Background Information about Directors Continuing in Office

        Our Class I and Class II directors will continue in office following the meeting. The terms of our Class I directors will expire upon our 2003 Annual Meeting of Stockholders, and the terms of our Class II directors will expire upon our 2004 Annual Meeting of Stockholders. Brief biographies of these directors, as of April 15, 2002, follow. You will find information about their holdings of common stock on page 18.


Class I Directors

Paul Shorthose   Mr. Shorthose has been a director since October 2001 and is also our Chief Executive Officer and President. Mr. Shorthose became Chief Executive Officer in October 2001 and became President in February 2000. He served as Chief Operating Officer from June 1999 until October 2001. From July 1998 to June 1999, he was Vice President of Marketing and Business Development for Context Integration, Inc., a software-related consulting services company. From August 1997 to July 1998, Mr. Shorthose served as our Vice President, Worldwide Services. From April 1992 to August 1997, Mr. Shorthose was Vice President/General Manager for the Northeast U.S. and Canada Professional Services Organization of Sybase, Inc., a software and consulting services company. Mr. Shorthose is 44 years old.

### [Tasks to perform]
a. According to the passage on continuing directors, when will the terms of the Class I directors expire?
b. Print the passage on continuing directors from "Background Information about" up to and including "stock on page 18.".
The records that come next are separate material, unrelated to the passage on continuing directors.

### [Given records]
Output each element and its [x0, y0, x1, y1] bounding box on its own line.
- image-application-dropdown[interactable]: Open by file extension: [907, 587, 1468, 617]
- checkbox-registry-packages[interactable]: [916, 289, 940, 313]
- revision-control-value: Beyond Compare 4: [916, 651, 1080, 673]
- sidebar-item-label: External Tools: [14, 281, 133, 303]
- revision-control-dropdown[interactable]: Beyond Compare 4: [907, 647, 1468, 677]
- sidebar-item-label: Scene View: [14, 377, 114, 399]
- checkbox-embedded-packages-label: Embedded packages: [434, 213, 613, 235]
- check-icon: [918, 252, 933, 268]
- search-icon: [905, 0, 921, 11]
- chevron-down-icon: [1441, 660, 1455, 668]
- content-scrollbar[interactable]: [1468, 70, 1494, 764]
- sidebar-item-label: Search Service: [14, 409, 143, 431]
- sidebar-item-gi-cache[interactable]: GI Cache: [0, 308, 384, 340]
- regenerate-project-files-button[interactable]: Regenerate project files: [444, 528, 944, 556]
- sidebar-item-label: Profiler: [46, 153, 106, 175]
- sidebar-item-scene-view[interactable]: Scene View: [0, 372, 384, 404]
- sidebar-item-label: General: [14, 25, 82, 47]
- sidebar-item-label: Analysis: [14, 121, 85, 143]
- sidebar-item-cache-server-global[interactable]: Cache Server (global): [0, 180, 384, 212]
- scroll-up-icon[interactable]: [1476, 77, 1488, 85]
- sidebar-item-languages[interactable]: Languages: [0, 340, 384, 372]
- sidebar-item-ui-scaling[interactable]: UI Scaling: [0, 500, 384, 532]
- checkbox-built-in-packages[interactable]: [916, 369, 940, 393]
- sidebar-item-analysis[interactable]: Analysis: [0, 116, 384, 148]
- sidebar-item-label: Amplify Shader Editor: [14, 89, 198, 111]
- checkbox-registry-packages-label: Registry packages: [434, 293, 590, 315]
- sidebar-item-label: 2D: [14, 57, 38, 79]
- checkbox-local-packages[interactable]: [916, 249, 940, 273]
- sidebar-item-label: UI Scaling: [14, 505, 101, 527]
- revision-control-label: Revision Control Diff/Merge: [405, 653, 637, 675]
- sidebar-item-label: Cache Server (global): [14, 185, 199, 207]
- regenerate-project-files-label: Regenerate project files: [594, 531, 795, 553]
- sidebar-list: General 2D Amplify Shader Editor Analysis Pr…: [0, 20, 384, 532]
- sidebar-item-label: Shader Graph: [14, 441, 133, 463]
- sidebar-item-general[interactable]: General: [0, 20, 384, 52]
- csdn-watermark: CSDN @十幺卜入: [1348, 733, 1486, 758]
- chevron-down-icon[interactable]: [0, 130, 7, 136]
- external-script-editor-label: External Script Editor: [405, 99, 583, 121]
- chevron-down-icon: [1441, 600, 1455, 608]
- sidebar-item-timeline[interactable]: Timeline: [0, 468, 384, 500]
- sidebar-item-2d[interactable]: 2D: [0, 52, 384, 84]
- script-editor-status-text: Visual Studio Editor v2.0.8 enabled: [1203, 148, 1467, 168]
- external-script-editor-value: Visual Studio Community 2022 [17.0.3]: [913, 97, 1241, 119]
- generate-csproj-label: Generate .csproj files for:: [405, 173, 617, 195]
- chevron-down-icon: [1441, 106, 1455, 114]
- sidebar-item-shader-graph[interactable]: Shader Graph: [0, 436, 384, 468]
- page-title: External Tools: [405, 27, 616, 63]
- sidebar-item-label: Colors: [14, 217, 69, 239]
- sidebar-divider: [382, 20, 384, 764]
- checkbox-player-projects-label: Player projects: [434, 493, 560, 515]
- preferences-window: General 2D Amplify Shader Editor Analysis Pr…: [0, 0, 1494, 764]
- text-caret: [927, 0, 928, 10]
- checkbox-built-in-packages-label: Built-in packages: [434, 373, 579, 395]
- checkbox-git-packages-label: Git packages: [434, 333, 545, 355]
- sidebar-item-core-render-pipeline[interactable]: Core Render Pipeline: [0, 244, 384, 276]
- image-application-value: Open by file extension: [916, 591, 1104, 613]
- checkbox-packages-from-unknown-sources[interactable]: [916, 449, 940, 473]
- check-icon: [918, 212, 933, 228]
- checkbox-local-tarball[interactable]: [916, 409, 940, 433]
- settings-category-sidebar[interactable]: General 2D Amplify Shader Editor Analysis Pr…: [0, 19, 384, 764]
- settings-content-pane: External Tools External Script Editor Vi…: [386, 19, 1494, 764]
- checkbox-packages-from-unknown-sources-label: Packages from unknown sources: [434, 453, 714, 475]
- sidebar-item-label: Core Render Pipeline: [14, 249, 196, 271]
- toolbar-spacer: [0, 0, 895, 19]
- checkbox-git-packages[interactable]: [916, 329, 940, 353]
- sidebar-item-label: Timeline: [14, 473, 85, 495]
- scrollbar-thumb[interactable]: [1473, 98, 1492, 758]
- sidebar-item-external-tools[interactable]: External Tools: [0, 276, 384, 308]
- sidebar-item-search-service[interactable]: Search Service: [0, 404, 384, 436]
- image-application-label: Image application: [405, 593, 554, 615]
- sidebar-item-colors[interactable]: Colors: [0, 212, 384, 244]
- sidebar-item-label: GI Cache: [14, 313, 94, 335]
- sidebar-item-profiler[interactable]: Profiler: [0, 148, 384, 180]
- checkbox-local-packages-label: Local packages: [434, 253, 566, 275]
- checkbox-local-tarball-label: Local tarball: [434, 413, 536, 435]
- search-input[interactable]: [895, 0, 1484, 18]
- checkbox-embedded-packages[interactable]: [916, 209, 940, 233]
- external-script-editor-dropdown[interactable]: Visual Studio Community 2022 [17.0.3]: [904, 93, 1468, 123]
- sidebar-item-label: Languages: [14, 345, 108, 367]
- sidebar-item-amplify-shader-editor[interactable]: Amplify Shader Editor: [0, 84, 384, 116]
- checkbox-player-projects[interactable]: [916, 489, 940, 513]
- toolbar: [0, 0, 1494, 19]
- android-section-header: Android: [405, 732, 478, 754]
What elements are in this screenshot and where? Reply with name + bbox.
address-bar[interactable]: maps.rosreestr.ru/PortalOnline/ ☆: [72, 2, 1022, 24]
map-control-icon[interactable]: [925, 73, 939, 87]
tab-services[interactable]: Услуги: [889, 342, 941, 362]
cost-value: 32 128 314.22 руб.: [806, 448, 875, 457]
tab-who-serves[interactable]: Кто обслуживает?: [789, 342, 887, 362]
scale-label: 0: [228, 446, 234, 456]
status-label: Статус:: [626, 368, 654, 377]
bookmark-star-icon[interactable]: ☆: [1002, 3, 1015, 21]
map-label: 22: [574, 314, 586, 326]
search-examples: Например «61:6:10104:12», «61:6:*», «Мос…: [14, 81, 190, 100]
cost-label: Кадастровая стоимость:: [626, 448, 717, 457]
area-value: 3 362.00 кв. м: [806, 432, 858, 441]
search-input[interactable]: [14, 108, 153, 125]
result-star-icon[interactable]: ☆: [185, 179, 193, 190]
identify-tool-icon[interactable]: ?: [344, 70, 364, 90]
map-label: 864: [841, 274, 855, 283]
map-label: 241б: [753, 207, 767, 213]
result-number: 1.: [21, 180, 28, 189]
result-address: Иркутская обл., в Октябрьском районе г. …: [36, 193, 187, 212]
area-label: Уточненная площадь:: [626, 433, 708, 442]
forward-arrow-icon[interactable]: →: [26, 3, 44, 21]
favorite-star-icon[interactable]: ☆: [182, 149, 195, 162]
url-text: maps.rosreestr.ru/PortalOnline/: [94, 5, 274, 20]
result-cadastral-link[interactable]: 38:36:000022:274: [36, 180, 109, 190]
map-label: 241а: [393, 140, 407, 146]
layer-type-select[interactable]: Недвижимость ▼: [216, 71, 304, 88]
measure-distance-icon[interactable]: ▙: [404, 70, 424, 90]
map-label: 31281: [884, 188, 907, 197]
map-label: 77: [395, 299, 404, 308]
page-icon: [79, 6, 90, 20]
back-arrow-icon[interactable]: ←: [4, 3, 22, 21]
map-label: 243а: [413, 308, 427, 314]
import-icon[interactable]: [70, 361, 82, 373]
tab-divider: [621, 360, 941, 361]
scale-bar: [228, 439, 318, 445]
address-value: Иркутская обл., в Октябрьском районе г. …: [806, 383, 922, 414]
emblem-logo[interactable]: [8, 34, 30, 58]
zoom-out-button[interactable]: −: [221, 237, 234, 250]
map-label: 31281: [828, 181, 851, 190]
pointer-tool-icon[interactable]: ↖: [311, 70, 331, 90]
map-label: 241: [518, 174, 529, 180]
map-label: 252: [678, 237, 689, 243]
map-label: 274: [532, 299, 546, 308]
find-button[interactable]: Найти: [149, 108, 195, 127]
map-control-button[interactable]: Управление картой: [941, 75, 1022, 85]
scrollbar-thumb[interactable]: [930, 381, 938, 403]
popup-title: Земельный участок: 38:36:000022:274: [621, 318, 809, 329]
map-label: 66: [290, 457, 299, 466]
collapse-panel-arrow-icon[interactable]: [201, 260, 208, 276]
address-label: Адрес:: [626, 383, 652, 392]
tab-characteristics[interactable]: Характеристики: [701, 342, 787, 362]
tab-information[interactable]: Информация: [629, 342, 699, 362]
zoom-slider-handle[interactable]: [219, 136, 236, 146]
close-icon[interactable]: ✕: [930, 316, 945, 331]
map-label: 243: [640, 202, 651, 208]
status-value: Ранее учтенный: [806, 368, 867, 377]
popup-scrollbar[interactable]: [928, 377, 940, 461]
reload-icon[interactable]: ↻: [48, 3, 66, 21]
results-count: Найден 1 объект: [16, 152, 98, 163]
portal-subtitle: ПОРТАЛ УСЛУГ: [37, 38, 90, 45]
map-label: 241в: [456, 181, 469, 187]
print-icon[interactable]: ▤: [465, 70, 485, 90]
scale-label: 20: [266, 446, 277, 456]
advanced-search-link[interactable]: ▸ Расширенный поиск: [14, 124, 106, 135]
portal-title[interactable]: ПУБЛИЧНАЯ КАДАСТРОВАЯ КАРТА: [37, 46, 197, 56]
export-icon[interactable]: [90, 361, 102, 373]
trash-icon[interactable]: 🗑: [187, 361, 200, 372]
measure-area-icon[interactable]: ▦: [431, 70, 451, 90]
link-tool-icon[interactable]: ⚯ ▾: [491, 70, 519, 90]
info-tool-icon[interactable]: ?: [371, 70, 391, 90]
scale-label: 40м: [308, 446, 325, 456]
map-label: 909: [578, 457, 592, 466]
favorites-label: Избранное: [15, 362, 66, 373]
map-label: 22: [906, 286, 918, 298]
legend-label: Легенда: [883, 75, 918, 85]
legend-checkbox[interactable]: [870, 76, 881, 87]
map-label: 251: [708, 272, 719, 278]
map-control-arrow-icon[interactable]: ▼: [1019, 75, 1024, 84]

### [Answers to the problems]
a. The terms of the Class I directors will expire upon the 2003 Annual Meeting of Stockholders.

b.
Background Information about Directors Continuing in Office

        Our Class I and Class II directors will continue in office following the meeting. The terms of our Class I directors will expire upon our 2003 Annual Meeting of Stockholders, and the terms of our Class II directors will expire upon our 2004 Annual Meeting of Stockholders. Brief biographies of these directors, as of April 15, 2002, follow. You will find information about their holdings of common stock on page 18.